### Exercise task
Can you transcribe the data exactly? Leave the pictures out.

* BEGIN Available records *

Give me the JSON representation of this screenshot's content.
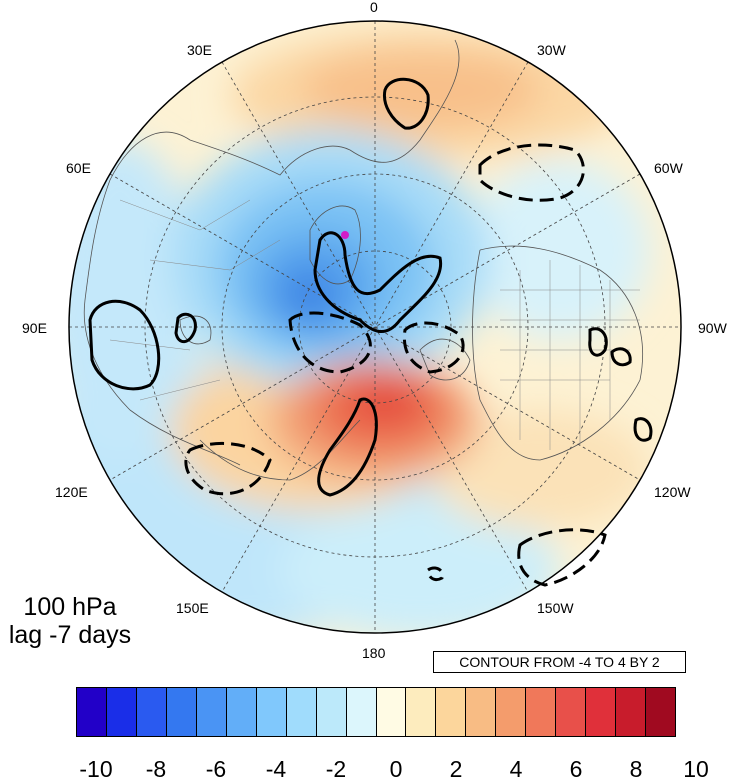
{
  "map": {
    "projection": "north-polar-stereographic",
    "longitude_labels": {
      "top": "0",
      "upper_left": "30E",
      "upper_right": "30W",
      "mid_upper_left": "60E",
      "mid_upper_right": "60W",
      "left": "90E",
      "right": "90W",
      "lower_left": "120E",
      "lower_right": "120W",
      "bottom_left": "150E",
      "bottom_right": "150W",
      "bottom": "180"
    },
    "level_label": "100 hPa",
    "lag_label": "lag -7 days",
    "contour_info": "CONTOUR FROM -4 TO 4 BY 2",
    "marker_color": "#d21ec8"
  },
  "colorbar": {
    "ticks": [
      "-10",
      "-8",
      "-6",
      "-4",
      "-2",
      "0",
      "2",
      "4",
      "6",
      "8",
      "10"
    ],
    "colors": [
      "#2200c8",
      "#1a2ee8",
      "#2a5af0",
      "#3478f0",
      "#4a94f4",
      "#62aef8",
      "#80c8fc",
      "#a0dcfc",
      "#bce9fa",
      "#dcf6fc",
      "#fffbe4",
      "#fdecbe",
      "#fcd69c",
      "#f8bc84",
      "#f49c6c",
      "#f0785a",
      "#e8504a",
      "#e0303a",
      "#c81c2c",
      "#a00a20"
    ]
  }
}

* END Available records *

### Exercise response
Give me the JSON representation of this screenshot's content.
{
  "map": {
    "projection": "north-polar-stereographic",
    "longitude_labels": {
      "top": "0",
      "upper_left": "30E",
      "upper_right": "30W",
      "mid_upper_left": "60E",
      "mid_upper_right": "60W",
      "left": "90E",
      "right": "90W",
      "lower_left": "120E",
      "lower_right": "120W",
      "bottom_left": "150E",
      "bottom_right": "150W",
      "bottom": "180"
    },
    "level_label": "100 hPa",
    "lag_label": "lag -7 days",
    "contour_info": "CONTOUR FROM -4 TO 4 BY 2",
    "marker_color": "#d21ec8"
  },
  "colorbar": {
    "ticks": [
      "-10",
      "-8",
      "-6",
      "-4",
      "-2",
      "0",
      "2",
      "4",
      "6",
      "8",
      "10"
    ],
    "colors": [
      "#2200c8",
      "#1a2ee8",
      "#2a5af0",
      "#3478f0",
      "#4a94f4",
      "#62aef8",
      "#80c8fc",
      "#a0dcfc",
      "#bce9fa",
      "#dcf6fc",
      "#fffbe4",
      "#fdecbe",
      "#fcd69c",
      "#f8bc84",
      "#f49c6c",
      "#f0785a",
      "#e8504a",
      "#e0303a",
      "#c81c2c",
      "#a00a20"
    ]
  }
}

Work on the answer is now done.